Update these entries so that every "Hermit Thrush" becomes "Wood Thrush", with nothing else changed.

-- START OF SUPPLIED MATERIAL --

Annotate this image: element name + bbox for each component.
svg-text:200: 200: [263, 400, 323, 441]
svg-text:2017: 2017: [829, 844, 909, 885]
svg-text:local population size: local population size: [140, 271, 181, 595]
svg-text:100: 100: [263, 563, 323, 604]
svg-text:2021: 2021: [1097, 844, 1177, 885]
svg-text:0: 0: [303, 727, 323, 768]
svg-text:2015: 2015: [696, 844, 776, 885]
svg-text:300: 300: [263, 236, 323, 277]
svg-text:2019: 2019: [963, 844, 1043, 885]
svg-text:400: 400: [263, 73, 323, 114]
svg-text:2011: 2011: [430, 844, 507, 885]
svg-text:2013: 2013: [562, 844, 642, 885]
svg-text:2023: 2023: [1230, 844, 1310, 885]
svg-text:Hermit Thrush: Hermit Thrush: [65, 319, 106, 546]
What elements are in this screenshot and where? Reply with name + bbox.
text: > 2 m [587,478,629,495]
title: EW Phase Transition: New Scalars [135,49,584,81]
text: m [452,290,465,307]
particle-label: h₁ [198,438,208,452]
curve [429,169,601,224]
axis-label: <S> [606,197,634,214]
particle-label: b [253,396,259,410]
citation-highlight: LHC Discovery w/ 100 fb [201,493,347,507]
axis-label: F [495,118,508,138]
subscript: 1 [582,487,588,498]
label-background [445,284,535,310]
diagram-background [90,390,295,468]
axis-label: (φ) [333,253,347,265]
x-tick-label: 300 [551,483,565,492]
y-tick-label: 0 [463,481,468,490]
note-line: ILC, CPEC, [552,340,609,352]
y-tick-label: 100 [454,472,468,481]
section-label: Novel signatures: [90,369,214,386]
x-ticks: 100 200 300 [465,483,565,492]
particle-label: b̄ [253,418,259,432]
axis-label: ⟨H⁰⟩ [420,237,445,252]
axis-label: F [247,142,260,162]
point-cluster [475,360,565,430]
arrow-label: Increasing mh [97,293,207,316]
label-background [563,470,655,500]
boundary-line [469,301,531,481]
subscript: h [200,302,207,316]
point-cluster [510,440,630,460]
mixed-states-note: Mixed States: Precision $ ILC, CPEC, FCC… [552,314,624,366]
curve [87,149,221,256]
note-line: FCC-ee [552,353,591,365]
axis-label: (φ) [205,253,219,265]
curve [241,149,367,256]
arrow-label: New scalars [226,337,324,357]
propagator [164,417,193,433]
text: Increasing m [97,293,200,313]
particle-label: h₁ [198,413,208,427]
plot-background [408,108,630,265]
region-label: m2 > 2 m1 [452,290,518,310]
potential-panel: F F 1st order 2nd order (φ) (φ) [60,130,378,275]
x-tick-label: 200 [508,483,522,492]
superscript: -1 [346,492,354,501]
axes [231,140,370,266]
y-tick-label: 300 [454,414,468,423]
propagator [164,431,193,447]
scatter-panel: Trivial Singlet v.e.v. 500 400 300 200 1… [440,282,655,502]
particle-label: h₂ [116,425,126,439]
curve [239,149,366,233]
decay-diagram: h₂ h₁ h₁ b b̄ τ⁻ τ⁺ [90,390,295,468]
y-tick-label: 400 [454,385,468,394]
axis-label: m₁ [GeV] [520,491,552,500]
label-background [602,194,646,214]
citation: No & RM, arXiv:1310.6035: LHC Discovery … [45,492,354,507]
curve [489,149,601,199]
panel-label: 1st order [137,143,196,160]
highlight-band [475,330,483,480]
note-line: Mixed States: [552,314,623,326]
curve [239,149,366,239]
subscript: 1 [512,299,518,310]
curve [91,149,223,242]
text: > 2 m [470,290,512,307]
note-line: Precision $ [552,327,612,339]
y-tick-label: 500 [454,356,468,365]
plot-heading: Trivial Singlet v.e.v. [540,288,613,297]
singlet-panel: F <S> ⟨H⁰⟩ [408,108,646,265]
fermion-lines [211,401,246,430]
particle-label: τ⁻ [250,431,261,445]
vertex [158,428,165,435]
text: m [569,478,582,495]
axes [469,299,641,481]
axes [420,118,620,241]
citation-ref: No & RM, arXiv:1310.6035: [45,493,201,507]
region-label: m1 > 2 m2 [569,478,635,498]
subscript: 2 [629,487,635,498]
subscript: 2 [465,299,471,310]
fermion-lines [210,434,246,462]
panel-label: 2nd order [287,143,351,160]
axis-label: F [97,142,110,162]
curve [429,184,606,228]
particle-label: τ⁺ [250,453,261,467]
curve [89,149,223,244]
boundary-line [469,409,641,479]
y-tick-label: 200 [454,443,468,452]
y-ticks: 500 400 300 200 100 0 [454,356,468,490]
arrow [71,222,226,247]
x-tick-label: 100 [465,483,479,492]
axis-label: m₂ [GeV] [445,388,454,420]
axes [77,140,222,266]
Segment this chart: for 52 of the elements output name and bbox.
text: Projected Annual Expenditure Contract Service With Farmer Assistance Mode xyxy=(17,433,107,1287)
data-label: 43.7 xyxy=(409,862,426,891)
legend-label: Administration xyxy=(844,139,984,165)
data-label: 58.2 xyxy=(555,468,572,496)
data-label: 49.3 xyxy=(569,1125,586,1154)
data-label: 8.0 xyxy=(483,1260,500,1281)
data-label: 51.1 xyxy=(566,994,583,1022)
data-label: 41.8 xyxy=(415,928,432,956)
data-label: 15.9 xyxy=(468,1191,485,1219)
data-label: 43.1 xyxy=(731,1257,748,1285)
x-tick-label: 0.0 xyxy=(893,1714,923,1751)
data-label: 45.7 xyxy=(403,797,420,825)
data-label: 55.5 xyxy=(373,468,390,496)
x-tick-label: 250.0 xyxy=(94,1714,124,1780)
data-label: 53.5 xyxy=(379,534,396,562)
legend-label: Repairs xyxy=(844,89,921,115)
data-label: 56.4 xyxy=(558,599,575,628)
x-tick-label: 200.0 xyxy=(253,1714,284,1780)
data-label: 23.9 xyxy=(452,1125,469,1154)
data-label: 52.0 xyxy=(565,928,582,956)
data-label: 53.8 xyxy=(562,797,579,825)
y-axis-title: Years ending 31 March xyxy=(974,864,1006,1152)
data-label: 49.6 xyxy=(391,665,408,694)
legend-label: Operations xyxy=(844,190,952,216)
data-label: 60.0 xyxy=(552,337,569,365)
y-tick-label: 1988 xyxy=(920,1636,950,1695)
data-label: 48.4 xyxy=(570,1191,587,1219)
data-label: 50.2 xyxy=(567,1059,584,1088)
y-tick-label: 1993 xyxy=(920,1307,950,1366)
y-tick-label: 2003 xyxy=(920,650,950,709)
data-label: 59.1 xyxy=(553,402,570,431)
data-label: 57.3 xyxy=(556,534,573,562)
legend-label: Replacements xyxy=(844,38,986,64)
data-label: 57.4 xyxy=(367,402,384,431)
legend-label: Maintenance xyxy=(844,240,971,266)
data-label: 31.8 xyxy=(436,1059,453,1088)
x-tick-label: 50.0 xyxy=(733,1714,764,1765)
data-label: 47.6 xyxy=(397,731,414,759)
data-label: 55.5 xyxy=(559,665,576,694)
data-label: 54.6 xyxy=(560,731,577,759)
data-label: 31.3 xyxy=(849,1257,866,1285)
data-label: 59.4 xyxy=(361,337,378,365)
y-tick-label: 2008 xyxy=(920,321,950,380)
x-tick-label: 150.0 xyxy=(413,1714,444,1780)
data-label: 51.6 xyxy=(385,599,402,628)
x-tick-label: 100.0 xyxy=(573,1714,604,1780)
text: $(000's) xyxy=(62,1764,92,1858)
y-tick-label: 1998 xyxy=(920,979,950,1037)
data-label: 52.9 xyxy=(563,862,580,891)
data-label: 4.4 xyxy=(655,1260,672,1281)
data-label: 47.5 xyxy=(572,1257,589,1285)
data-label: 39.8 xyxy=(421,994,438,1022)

-- END OF SUPPLIED MATERIAL --

REPLY:
Annotate this image: element name + bbox for each component.
svg-text:200: 200: [263, 400, 323, 441]
svg-text:2017: 2017: [829, 844, 909, 885]
svg-text:local population size: local population size: [140, 271, 181, 595]
svg-text:100: 100: [263, 563, 323, 604]
svg-text:2021: 2021: [1097, 844, 1177, 885]
svg-text:0: 0: [303, 727, 323, 768]
svg-text:2015: 2015: [696, 844, 776, 885]
svg-text:300: 300: [263, 236, 323, 277]
svg-text:2019: 2019: [963, 844, 1043, 885]
svg-text:400: 400: [263, 73, 323, 114]
svg-text:2011: 2011: [430, 844, 507, 885]
svg-text:2013: 2013: [562, 844, 642, 885]
svg-text:2023: 2023: [1230, 844, 1310, 885]
svg-text:Wood Thrush: Wood Thrush: [65, 319, 106, 546]
What elements are in this screenshot and where? Reply with name + bbox.
text: > 2 m [587,478,629,495]
title: EW Phase Transition: New Scalars [135,49,584,81]
text: m [452,290,465,307]
particle-label: h₁ [198,438,208,452]
curve [429,169,601,224]
axis-label: <S> [606,197,634,214]
particle-label: b [253,396,259,410]
citation-highlight: LHC Discovery w/ 100 fb [201,493,347,507]
axis-label: F [495,118,508,138]
subscript: 1 [582,487,588,498]
label-background [445,284,535,310]
diagram-background [90,390,295,468]
axis-label: (φ) [333,253,347,265]
x-tick-label: 300 [551,483,565,492]
y-tick-label: 0 [463,481,468,490]
note-line: ILC, CPEC, [552,340,609,352]
y-tick-label: 100 [454,472,468,481]
section-label: Novel signatures: [90,369,214,386]
x-ticks: 100 200 300 [465,483,565,492]
particle-label: b̄ [253,418,259,432]
axis-label: ⟨H⁰⟩ [420,237,445,252]
axis-label: F [247,142,260,162]
point-cluster [475,360,565,430]
arrow-label: Increasing mh [97,293,207,316]
label-background [563,470,655,500]
boundary-line [469,301,531,481]
subscript: h [200,302,207,316]
point-cluster [510,440,630,460]
mixed-states-note: Mixed States: Precision $ ILC, CPEC, FCC… [552,314,624,366]
curve [87,149,221,256]
note-line: FCC-ee [552,353,591,365]
axis-label: (φ) [205,253,219,265]
curve [241,149,367,256]
arrow-label: New scalars [226,337,324,357]
propagator [164,417,193,433]
text: Increasing m [97,293,200,313]
particle-label: h₁ [198,413,208,427]
plot-background [408,108,630,265]
region-label: m2 > 2 m1 [452,290,518,310]
potential-panel: F F 1st order 2nd order (φ) (φ) [60,130,378,275]
x-tick-label: 200 [508,483,522,492]
superscript: -1 [346,492,354,501]
axes [231,140,370,266]
y-tick-label: 300 [454,414,468,423]
propagator [164,431,193,447]
scatter-panel: Trivial Singlet v.e.v. 500 400 300 200 1… [440,282,655,502]
particle-label: h₂ [116,425,126,439]
curve [239,149,366,233]
decay-diagram: h₂ h₁ h₁ b b̄ τ⁻ τ⁺ [90,390,295,468]
y-tick-label: 400 [454,385,468,394]
axis-label: m₁ [GeV] [520,491,552,500]
label-background [602,194,646,214]
citation: No & RM, arXiv:1310.6035: LHC Discovery … [45,492,354,507]
curve [489,149,601,199]
panel-label: 1st order [137,143,196,160]
highlight-band [475,330,483,480]
note-line: Mixed States: [552,314,623,326]
curve [239,149,366,239]
subscript: 1 [512,299,518,310]
curve [91,149,223,242]
text: > 2 m [470,290,512,307]
note-line: Precision $ [552,327,612,339]
y-tick-label: 500 [454,356,468,365]
plot-heading: Trivial Singlet v.e.v. [540,288,613,297]
singlet-panel: F <S> ⟨H⁰⟩ [408,108,646,265]
fermion-lines [211,401,246,430]
particle-label: τ⁻ [250,431,261,445]
vertex [158,428,165,435]
text: m [569,478,582,495]
axes [469,299,641,481]
axes [420,118,620,241]
citation-ref: No & RM, arXiv:1310.6035: [45,493,201,507]
region-label: m1 > 2 m2 [569,478,635,498]
subscript: 2 [629,487,635,498]
subscript: 2 [465,299,471,310]
fermion-lines [210,434,246,462]
panel-label: 2nd order [287,143,351,160]
axis-label: F [97,142,110,162]
curve [429,184,606,228]
particle-label: τ⁺ [250,453,261,467]
curve [89,149,223,244]
boundary-line [469,409,641,479]
y-tick-label: 200 [454,443,468,452]
y-ticks: 500 400 300 200 100 0 [454,356,468,490]
arrow [71,222,226,247]
x-tick-label: 100 [465,483,479,492]
axis-label: m₂ [GeV] [445,388,454,420]
axes [77,140,222,266]
Segment this chart: for 52 of the elements output name and bbox.
text: Projected Annual Expenditure Contract Service With Farmer Assistance Mode xyxy=(17,433,107,1287)
data-label: 43.7 xyxy=(409,862,426,891)
legend-label: Administration xyxy=(844,139,984,165)
data-label: 58.2 xyxy=(555,468,572,496)
data-label: 49.3 xyxy=(569,1125,586,1154)
data-label: 8.0 xyxy=(483,1260,500,1281)
data-label: 51.1 xyxy=(566,994,583,1022)
data-label: 41.8 xyxy=(415,928,432,956)
data-label: 15.9 xyxy=(468,1191,485,1219)
data-label: 43.1 xyxy=(731,1257,748,1285)
x-tick-label: 0.0 xyxy=(893,1714,923,1751)
data-label: 45.7 xyxy=(403,797,420,825)
data-label: 55.5 xyxy=(373,468,390,496)
x-tick-label: 250.0 xyxy=(94,1714,124,1780)
data-label: 53.5 xyxy=(379,534,396,562)
legend-label: Repairs xyxy=(844,89,921,115)
data-label: 56.4 xyxy=(558,599,575,628)
x-tick-label: 200.0 xyxy=(253,1714,284,1780)
data-label: 23.9 xyxy=(452,1125,469,1154)
data-label: 52.0 xyxy=(565,928,582,956)
data-label: 53.8 xyxy=(562,797,579,825)
y-axis-title: Years ending 31 March xyxy=(974,864,1006,1152)
data-label: 49.6 xyxy=(391,665,408,694)
legend-label: Operations xyxy=(844,190,952,216)
data-label: 60.0 xyxy=(552,337,569,365)
y-tick-label: 1988 xyxy=(920,1636,950,1695)
data-label: 48.4 xyxy=(570,1191,587,1219)
data-label: 50.2 xyxy=(567,1059,584,1088)
y-tick-label: 1993 xyxy=(920,1307,950,1366)
y-tick-label: 2003 xyxy=(920,650,950,709)
data-label: 59.1 xyxy=(553,402,570,431)
data-label: 57.3 xyxy=(556,534,573,562)
legend-label: Replacements xyxy=(844,38,986,64)
data-label: 57.4 xyxy=(367,402,384,431)
legend-label: Maintenance xyxy=(844,240,971,266)
data-label: 31.8 xyxy=(436,1059,453,1088)
x-tick-label: 50.0 xyxy=(733,1714,764,1765)
data-label: 47.6 xyxy=(397,731,414,759)
data-label: 55.5 xyxy=(559,665,576,694)
data-label: 54.6 xyxy=(560,731,577,759)
data-label: 31.3 xyxy=(849,1257,866,1285)
data-label: 59.4 xyxy=(361,337,378,365)
y-tick-label: 2008 xyxy=(920,321,950,380)
x-tick-label: 150.0 xyxy=(413,1714,444,1780)
data-label: 51.6 xyxy=(385,599,402,628)
x-tick-label: 100.0 xyxy=(573,1714,604,1780)
text: $(000's) xyxy=(62,1764,92,1858)
y-tick-label: 1998 xyxy=(920,979,950,1037)
data-label: 52.9 xyxy=(563,862,580,891)
data-label: 4.4 xyxy=(655,1260,672,1281)
data-label: 47.5 xyxy=(572,1257,589,1285)
data-label: 39.8 xyxy=(421,994,438,1022)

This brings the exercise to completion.